REQUIRED TASK: Pick out every line that holds the string "name" and copy it.
***** RECORDS FOR THIS TASK *****
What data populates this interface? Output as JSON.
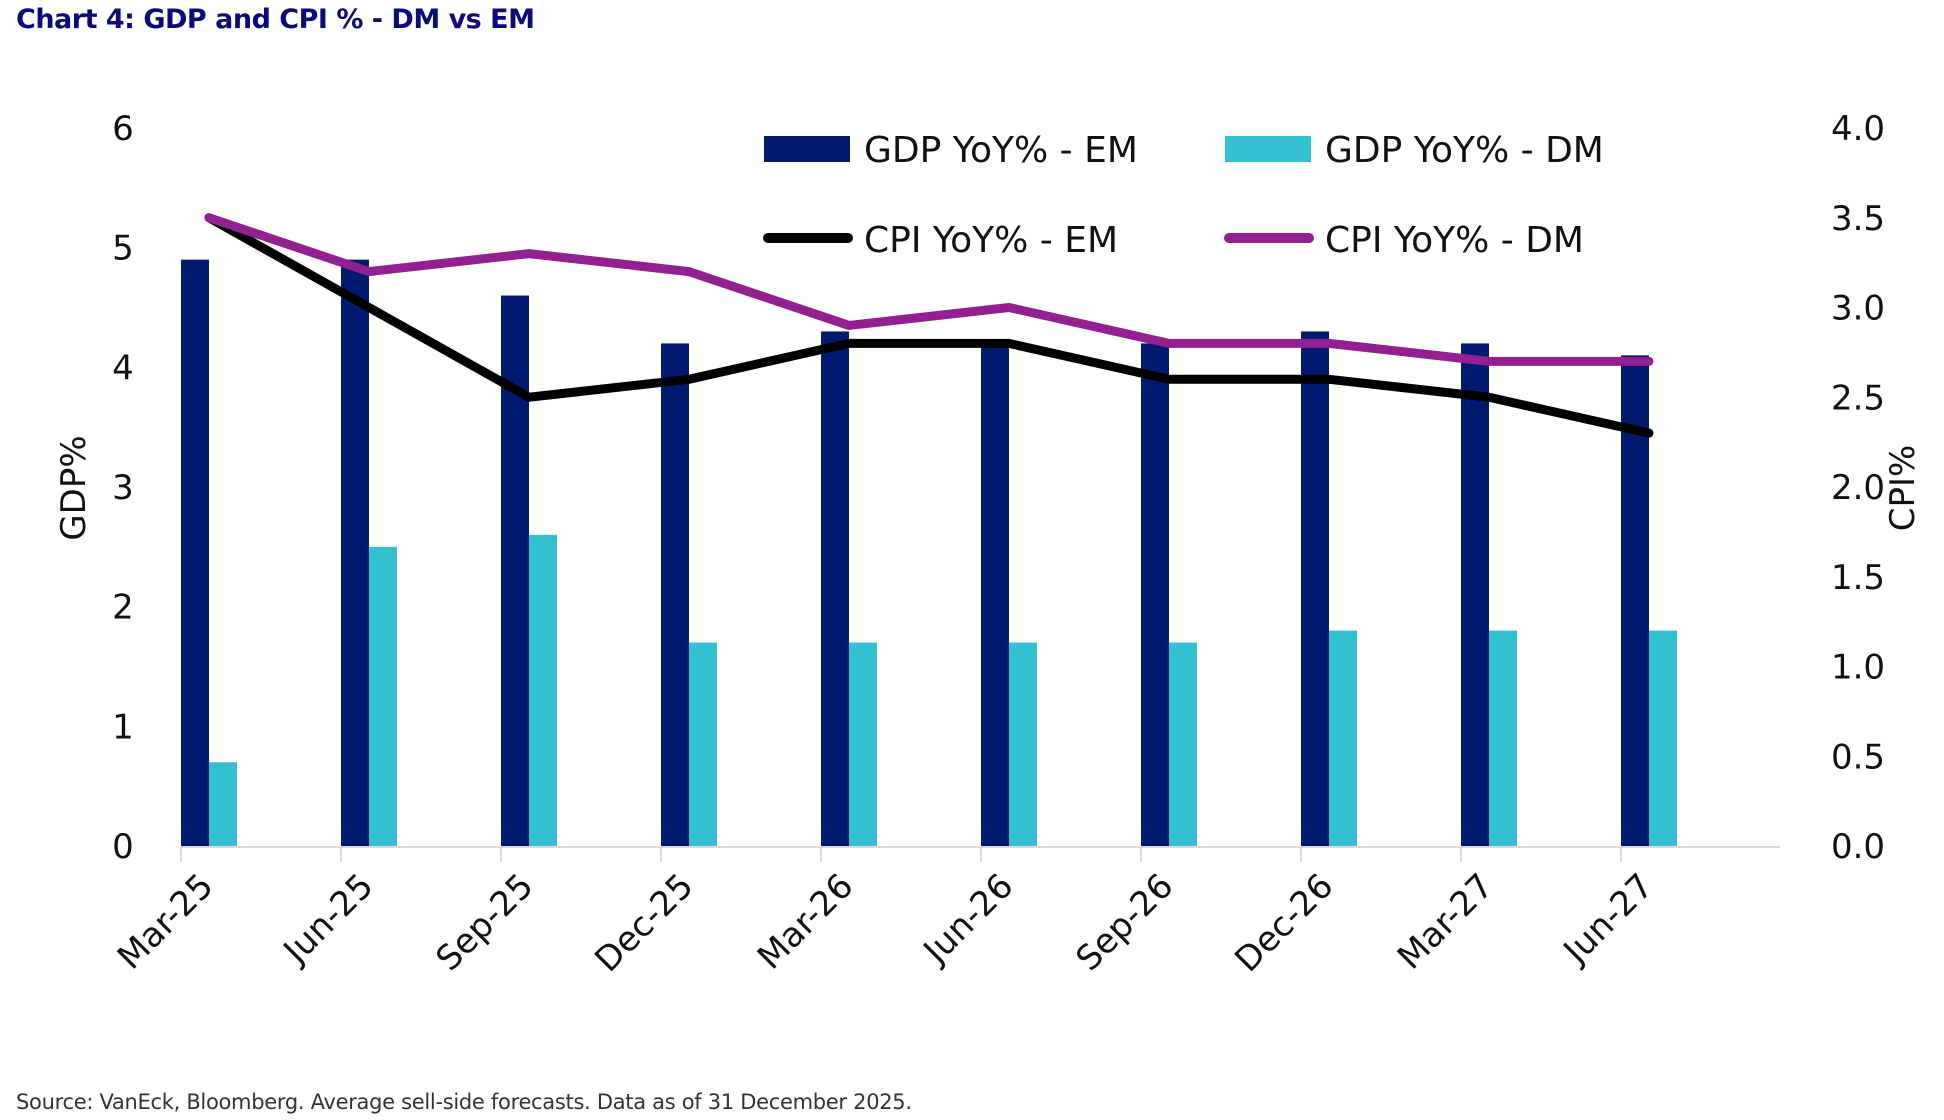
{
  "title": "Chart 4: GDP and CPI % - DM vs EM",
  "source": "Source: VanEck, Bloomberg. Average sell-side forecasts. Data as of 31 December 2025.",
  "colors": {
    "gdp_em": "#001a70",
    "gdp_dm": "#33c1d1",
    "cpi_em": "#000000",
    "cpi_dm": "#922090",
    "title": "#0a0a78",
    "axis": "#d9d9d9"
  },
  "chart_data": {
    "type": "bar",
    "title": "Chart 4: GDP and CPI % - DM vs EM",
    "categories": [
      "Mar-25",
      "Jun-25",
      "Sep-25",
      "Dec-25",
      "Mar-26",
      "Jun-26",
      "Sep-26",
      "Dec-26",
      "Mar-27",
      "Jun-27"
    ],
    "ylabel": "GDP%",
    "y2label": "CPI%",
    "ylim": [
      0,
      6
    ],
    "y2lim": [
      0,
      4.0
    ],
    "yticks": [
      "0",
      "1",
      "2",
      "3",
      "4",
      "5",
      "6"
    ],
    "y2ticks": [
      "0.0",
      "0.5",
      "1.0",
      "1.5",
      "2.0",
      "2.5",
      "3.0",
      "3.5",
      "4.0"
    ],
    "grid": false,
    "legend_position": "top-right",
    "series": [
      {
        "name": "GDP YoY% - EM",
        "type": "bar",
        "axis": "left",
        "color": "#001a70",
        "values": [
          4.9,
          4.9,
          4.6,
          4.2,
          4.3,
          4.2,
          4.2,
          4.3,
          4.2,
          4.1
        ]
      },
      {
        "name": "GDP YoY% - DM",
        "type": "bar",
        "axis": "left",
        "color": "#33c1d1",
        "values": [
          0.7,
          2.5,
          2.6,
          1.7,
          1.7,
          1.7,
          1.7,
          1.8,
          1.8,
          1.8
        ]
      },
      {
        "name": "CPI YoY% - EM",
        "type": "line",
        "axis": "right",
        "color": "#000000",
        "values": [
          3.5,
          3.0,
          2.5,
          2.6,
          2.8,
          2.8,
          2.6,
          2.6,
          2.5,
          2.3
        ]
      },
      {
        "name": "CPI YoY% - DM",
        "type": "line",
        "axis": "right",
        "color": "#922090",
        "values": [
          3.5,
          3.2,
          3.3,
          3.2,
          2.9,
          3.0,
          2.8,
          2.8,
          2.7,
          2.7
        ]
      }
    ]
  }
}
*****
RESULT BELOW:
        "name": "GDP YoY% - EM",
        "name": "GDP YoY% - DM",
        "name": "CPI YoY% - EM",
        "name": "CPI YoY% - DM",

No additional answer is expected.